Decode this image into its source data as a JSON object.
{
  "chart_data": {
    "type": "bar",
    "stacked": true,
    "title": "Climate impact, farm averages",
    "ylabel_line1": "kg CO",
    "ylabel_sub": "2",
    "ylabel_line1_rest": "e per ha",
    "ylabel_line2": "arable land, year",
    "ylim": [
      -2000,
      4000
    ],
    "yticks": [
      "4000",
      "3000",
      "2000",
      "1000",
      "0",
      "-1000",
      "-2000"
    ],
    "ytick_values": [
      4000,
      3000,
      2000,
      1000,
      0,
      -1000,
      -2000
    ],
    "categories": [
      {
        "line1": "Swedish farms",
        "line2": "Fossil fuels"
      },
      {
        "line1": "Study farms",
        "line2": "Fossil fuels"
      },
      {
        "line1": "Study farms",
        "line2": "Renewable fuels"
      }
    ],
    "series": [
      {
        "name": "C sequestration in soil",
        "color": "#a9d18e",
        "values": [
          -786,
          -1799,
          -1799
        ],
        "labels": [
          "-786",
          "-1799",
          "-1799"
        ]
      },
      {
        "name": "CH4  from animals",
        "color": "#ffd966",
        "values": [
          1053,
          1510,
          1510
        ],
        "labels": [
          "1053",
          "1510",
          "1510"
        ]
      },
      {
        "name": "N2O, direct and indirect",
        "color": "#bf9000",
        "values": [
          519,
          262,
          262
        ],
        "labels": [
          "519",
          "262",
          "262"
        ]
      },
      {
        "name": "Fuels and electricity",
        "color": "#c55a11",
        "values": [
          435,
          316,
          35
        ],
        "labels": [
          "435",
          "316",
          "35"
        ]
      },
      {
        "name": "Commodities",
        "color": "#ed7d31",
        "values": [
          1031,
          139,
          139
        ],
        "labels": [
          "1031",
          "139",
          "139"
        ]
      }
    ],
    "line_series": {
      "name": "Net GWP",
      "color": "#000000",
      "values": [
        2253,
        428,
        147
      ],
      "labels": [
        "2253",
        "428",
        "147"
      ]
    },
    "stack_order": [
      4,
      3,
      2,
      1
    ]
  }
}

____________________

In the entries above, identify every line with the word "name". Copy those lines.

*Output of the task*.
        "name": "C sequestration in soil",
        "name": "CH4  from animals",
        "name": "N2O, direct and indirect",
        "name": "Fuels and electricity",
        "name": "Commodities",
      "name": "Net GWP",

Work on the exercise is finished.